[Data records]
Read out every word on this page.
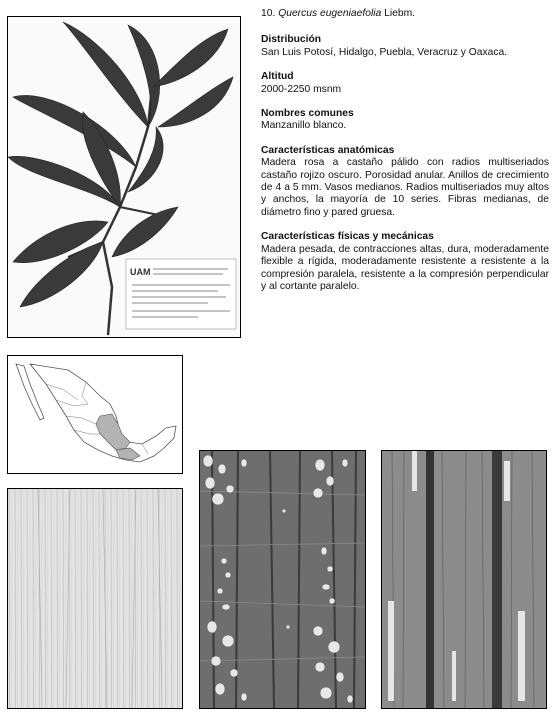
UAM

10. Quercus eugeniaefolia Liebm.

Distribución

San Luis Potosí, Hidalgo, Puebla, Veracruz y Oaxaca.

Altitud

2000-2250 msnm

Nombres comunes

Manzanillo blanco.

Características anatómicas

Madera rosa a castaño pálido con radios multiseriados castaño rojizo oscuro. Porosidad anular. Anillos de crecimiento de 4 a 5 mm. Vasos medianos. Radios multiseriados muy altos y anchos, la mayoría de 10 series. Fibras medianas, de diámetro fino y pared gruesa.

Características físicas y mecánicas

Madera pesada, de contracciones altas, dura, moderadamente flexible a rígida, moderadamente resistente a resistente a la compresión paralela, resistente a la compresión perpendicular y al cortante paralelo.
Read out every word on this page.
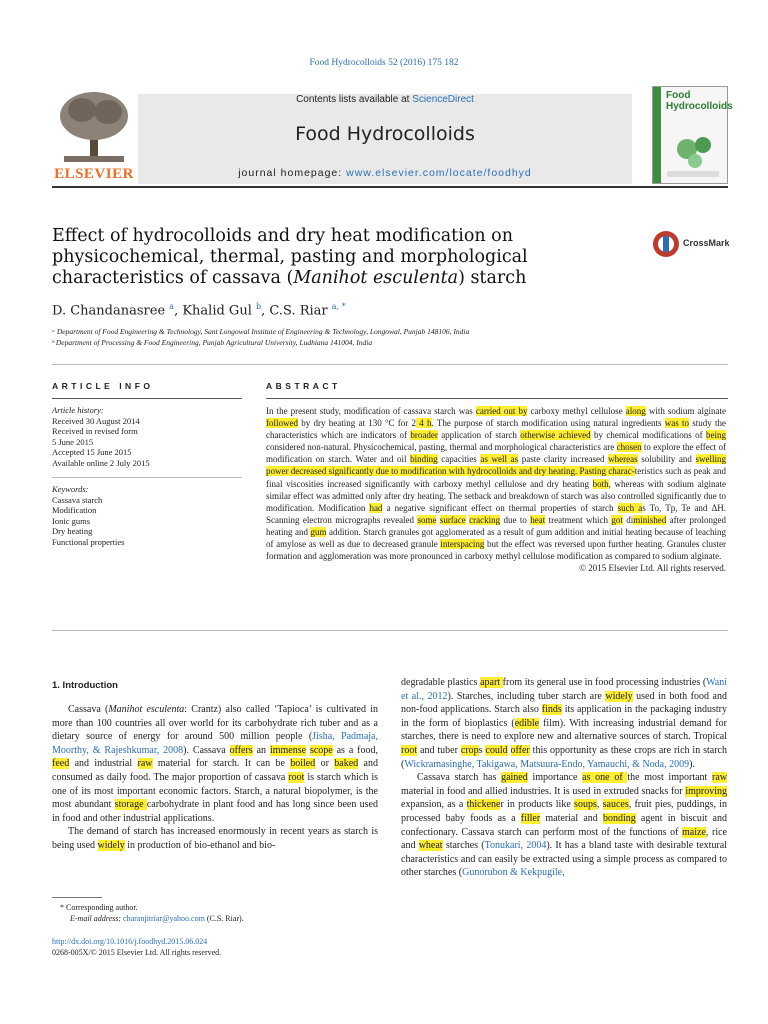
Food Hydrocolloids 52 (2016) 175 182
ELSEVIER
Contents lists available at ScienceDirect
Food Hydrocolloids
journal homepage: www.elsevier.com/locate/foodhyd
Food Hydrocolloids
Effect of hydrocolloids and dry heat modification on physicochemical, thermal, pasting and morphological characteristics of cassava (Manihot esculenta) starch
CrossMark
D. Chandanasree $^a$, Khalid Gul $^b$, C.S. Riar $^{a, *}$
ᵃ Department of Food Engineering & Technology, Sant Longowal Institute of Engineering & Technology, Longowal, Punjab 148106, India
ᵇ Department of Processing & Food Engineering, Punjab Agricultural University, Ludhiana 141004, India
ARTICLE INFO	ABSTRACT
Article history:
Received 30 August 2014
Received in revised form
5 June 2015
Accepted 15 June 2015
Available online 2 July 2015
Keywords:
Cassava starch
Modification
Ionic gums
Dry heating
Functional properties
In the present study, modification of cassava starch was carried out by carboxy methyl cellulose along with sodium alginate followed by dry heating at 130 °C for 2 4 h. The purpose of starch modification using natural ingredients was to study the characteristics which are indicators of broader application of starch otherwise achieved by chemical modifications of being considered non-natural. Physicochemical, pasting, thermal and morphological characteristics are chosen to explore the effect of modification on starch. Water and oil binding capacities as well as paste clarity increased whereas solubility and swelling power decreased significantly due to modification with hydrocolloids and dry heating. Pasting charac-teristics such as peak and final viscosities increased significantly with carboxy methyl cellulose and dry heating both, whereas with sodium alginate similar effect was admitted only after dry heating. The setback and breakdown of starch was also controlled significantly due to modification. Modification had a negative significant effect on thermal properties of starch such as To, Tp, Te and ΔH. Scanning electron micrographs revealed some surface cracking due to heat treatment which got diminished after prolonged heating and gum addition. Starch granules got agglomerated as a result of gum addition and initial heating because of leaching of amylose as well as due to decreased granule interspacing but the effect was reversed upon further heating. Granules cluster formation and agglomeration was more pronounced in carboxy methyl cellulose modification as compared to sodium alginate.
© 2015 Elsevier Ltd. All rights reserved.
1. Introduction

Cassava (Manihot esculenta: Crantz) also called ‘Tapioca’ is cultivated in more than 100 countries all over world for its carbohydrate rich tuber and as a dietary source of energy for around 500 million people (Jisha, Padmaja, Moorthy, & Rajeshkumar, 2008). Cassava offers an immense scope as a food, feed and industrial raw material for starch. It can be boiled or baked and consumed as daily food. The major proportion of cassava root is starch which is one of its most important economic factors. Starch, a natural biopolymer, is the most abundant storage carbohydrate in plant food and has long since been used in food and other industrial applications.

The demand of starch has increased enormously in recent years as starch is being used widely in production of bio-ethanol and bio-

degradable plastics apart from its general use in food processing industries (Wani et al., 2012). Starches, including tuber starch are widely used in both food and non-food applications. Starch also finds its application in the packaging industry in the form of bioplastics (edible film). With increasing industrial demand for starches, there is need to explore new and alternative sources of starch. Tropical root and tuber crops could offer this opportunity as these crops are rich in starch (Wickramasinghe, Takigawa, Matsuura-Endo, Yamauchi, & Noda, 2009).

Cassava starch has gained importance as one of the most important raw material in food and allied industries. It is used in extruded snacks for improving expansion, as a thickener in products like soups, sauces, fruit pies, puddings, in processed baby foods as a filler material and bonding agent in biscuit and confectionary. Cassava starch can perform most of the functions of maize, rice and wheat starches (Tonukari, 2004). It has a bland taste with desirable textural characteristics and can easily be extracted using a simple process as compared to other starches (Gunorubon & Kekpugile,

* Corresponding author.
E-mail address: charanjitriar@yahoo.com (C.S. Riar).
http://dx.doi.org/10.1016/j.foodhyd.2015.06.024
0268-005X/© 2015 Elsevier Ltd. All rights reserved.
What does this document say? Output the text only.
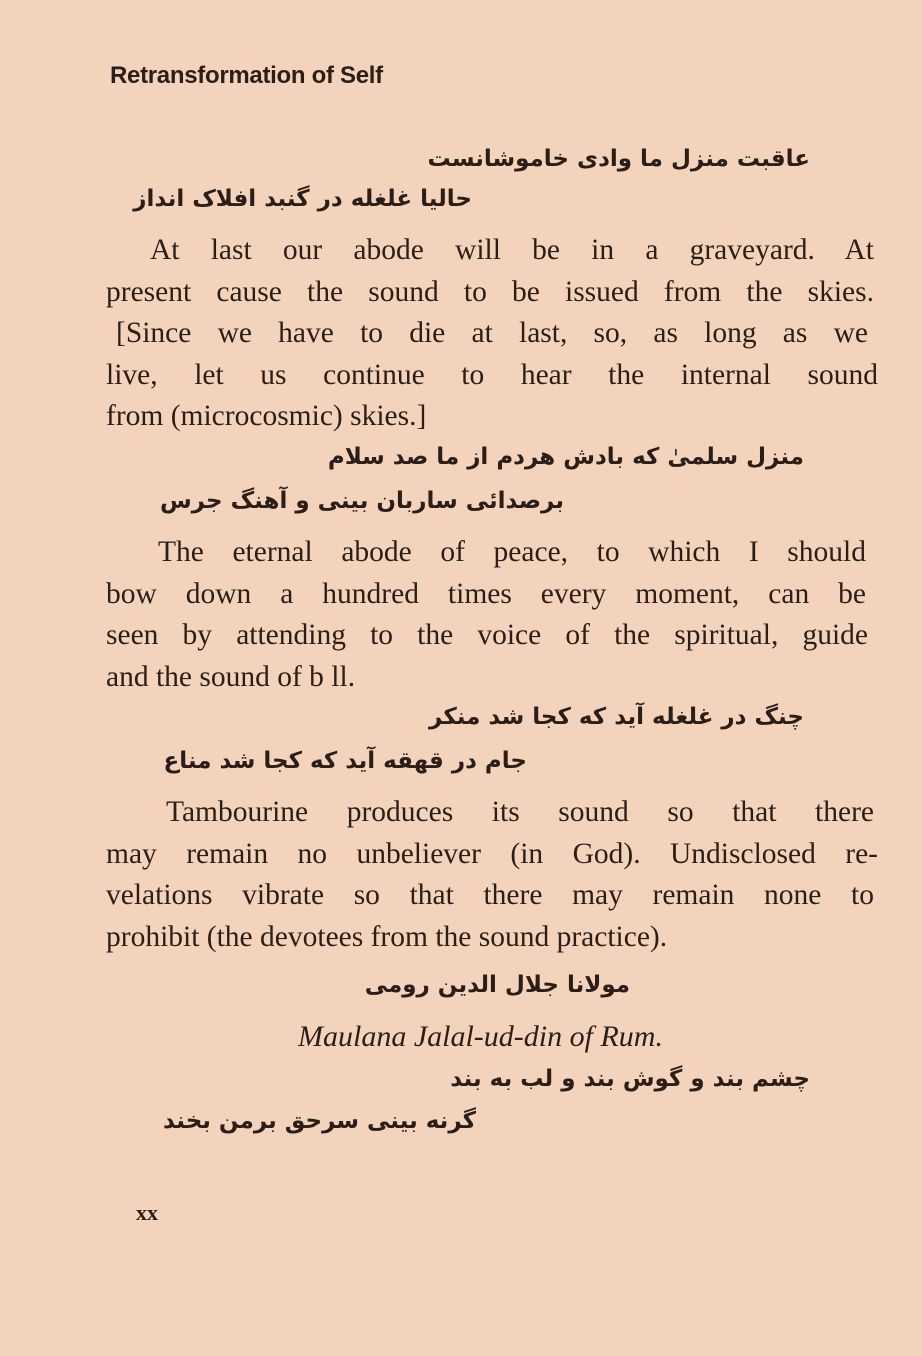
Retransformation of Self
عاقبت منزل ما وادی خاموشانست
حالیا غلغله در گنبد افلاک انداز
At last our abode will be in a graveyard. At
present cause the sound to be issued from the skies.
[Since we have to die at last, so, as long as we
live, let us continue to hear the internal sound
from (microcosmic) skies.]
منزل سلمیٰ که بادش هردم از ما صد سلام
برصدائی ساربان بینی و آهنگ جرس
The eternal abode of peace, to which I should
bow down a hundred times every moment, can be
seen by attending to the voice of the spiritual, guide
and the sound of b ll.
چنگ در غلغله آید که کجا شد منکر
جام در قهقه آید که کجا شد مناع
Tambourine produces its sound so that there
may remain no unbeliever (in God). Undisclosed re-
velations vibrate so that there may remain none to
prohibit (the devotees from the sound practice).
مولانا جلال الدین رومی
Maulana Jalal-ud-din of Rum.
چشم بند و گوش بند و لب به بند
گرنه بینی سرحق برمن بخند
xx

#### [Stated exercise]
Please transcribe the material above exactly as written. Leave the pictures out.

#### [Complete output]
Read out every word on this page.
UAM

10. Quercus eugeniaefolia Liebm.

Distribución

San Luis Potosí, Hidalgo, Puebla, Veracruz y Oaxaca.

Altitud

2000-2250 msnm

Nombres comunes

Manzanillo blanco.

Características anatómicas

Madera rosa a castaño pálido con radios multiseriados castaño rojizo oscuro. Porosidad anular. Anillos de crecimiento de 4 a 5 mm. Vasos medianos. Radios multiseriados muy altos y anchos, la mayoría de 10 series. Fibras medianas, de diámetro fino y pared gruesa.

Características físicas y mecánicas

Madera pesada, de contracciones altas, dura, moderadamente flexible a rígida, moderadamente resistente a resistente a la compresión paralela, resistente a la compresión perpendicular y al cortante paralelo.
Read out every word on this page.
Food Hydrocolloids 52 (2016) 175 182
ELSEVIER
Contents lists available at ScienceDirect
Food Hydrocolloids
journal homepage: www.elsevier.com/locate/foodhyd
Food Hydrocolloids
Effect of hydrocolloids and dry heat modification on physicochemical, thermal, pasting and morphological characteristics of cassava (Manihot esculenta) starch
CrossMark
D. Chandanasree $^a$, Khalid Gul $^b$, C.S. Riar $^{a, *}$
ᵃ Department of Food Engineering & Technology, Sant Longowal Institute of Engineering & Technology, Longowal, Punjab 148106, India
ᵇ Department of Processing & Food Engineering, Punjab Agricultural University, Ludhiana 141004, India
ARTICLE INFO	ABSTRACT
Article history:
Received 30 August 2014
Received in revised form
5 June 2015
Accepted 15 June 2015
Available online 2 July 2015
Keywords:
Cassava starch
Modification
Ionic gums
Dry heating
Functional properties
In the present study, modification of cassava starch was carried out by carboxy methyl cellulose along with sodium alginate followed by dry heating at 130 °C for 2 4 h. The purpose of starch modification using natural ingredients was to study the characteristics which are indicators of broader application of starch otherwise achieved by chemical modifications of being considered non-natural. Physicochemical, pasting, thermal and morphological characteristics are chosen to explore the effect of modification on starch. Water and oil binding capacities as well as paste clarity increased whereas solubility and swelling power decreased significantly due to modification with hydrocolloids and dry heating. Pasting charac-teristics such as peak and final viscosities increased significantly with carboxy methyl cellulose and dry heating both, whereas with sodium alginate similar effect was admitted only after dry heating. The setback and breakdown of starch was also controlled significantly due to modification. Modification had a negative significant effect on thermal properties of starch such as To, Tp, Te and ΔH. Scanning electron micrographs revealed some surface cracking due to heat treatment which got diminished after prolonged heating and gum addition. Starch granules got agglomerated as a result of gum addition and initial heating because of leaching of amylose as well as due to decreased granule interspacing but the effect was reversed upon further heating. Granules cluster formation and agglomeration was more pronounced in carboxy methyl cellulose modification as compared to sodium alginate.
© 2015 Elsevier Ltd. All rights reserved.
1. Introduction

Cassava (Manihot esculenta: Crantz) also called ‘Tapioca’ is cultivated in more than 100 countries all over world for its carbohydrate rich tuber and as a dietary source of energy for around 500 million people (Jisha, Padmaja, Moorthy, & Rajeshkumar, 2008). Cassava offers an immense scope as a food, feed and industrial raw material for starch. It can be boiled or baked and consumed as daily food. The major proportion of cassava root is starch which is one of its most important economic factors. Starch, a natural biopolymer, is the most abundant storage carbohydrate in plant food and has long since been used in food and other industrial applications.

The demand of starch has increased enormously in recent years as starch is being used widely in production of bio-ethanol and bio-

degradable plastics apart from its general use in food processing industries (Wani et al., 2012). Starches, including tuber starch are widely used in both food and non-food applications. Starch also finds its application in the packaging industry in the form of bioplastics (edible film). With increasing industrial demand for starches, there is need to explore new and alternative sources of starch. Tropical root and tuber crops could offer this opportunity as these crops are rich in starch (Wickramasinghe, Takigawa, Matsuura-Endo, Yamauchi, & Noda, 2009).

Cassava starch has gained importance as one of the most important raw material in food and allied industries. It is used in extruded snacks for improving expansion, as a thickener in products like soups, sauces, fruit pies, puddings, in processed baby foods as a filler material and bonding agent in biscuit and confectionary. Cassava starch can perform most of the functions of maize, rice and wheat starches (Tonukari, 2004). It has a bland taste with desirable textural characteristics and can easily be extracted using a simple process as compared to other starches (Gunorubon & Kekpugile,

* Corresponding author.
E-mail address: charanjitriar@yahoo.com (C.S. Riar).
http://dx.doi.org/10.1016/j.foodhyd.2015.06.024
0268-005X/© 2015 Elsevier Ltd. All rights reserved.
What does this document say? Output the text only.
Retransformation of Self
عاقبت منزل ما وادی خاموشانست
حالیا غلغله در گنبد افلاک انداز
At last our abode will be in a graveyard. At
present cause the sound to be issued from the skies.
[Since we have to die at last, so, as long as we
live, let us continue to hear the internal sound
from (microcosmic) skies.]
منزل سلمیٰ که بادش هردم از ما صد سلام
برصدائی ساربان بینی و آهنگ جرس
The eternal abode of peace, to which I should
bow down a hundred times every moment, can be
seen by attending to the voice of the spiritual, guide
and the sound of b ll.
چنگ در غلغله آید که کجا شد منکر
جام در قهقه آید که کجا شد مناع
Tambourine produces its sound so that there
may remain no unbeliever (in God). Undisclosed re-
velations vibrate so that there may remain none to
prohibit (the devotees from the sound practice).
مولانا جلال الدین رومی
Maulana Jalal-ud-din of Rum.
چشم بند و گوش بند و لب به بند
گرنه بینی سرحق برمن بخند
xx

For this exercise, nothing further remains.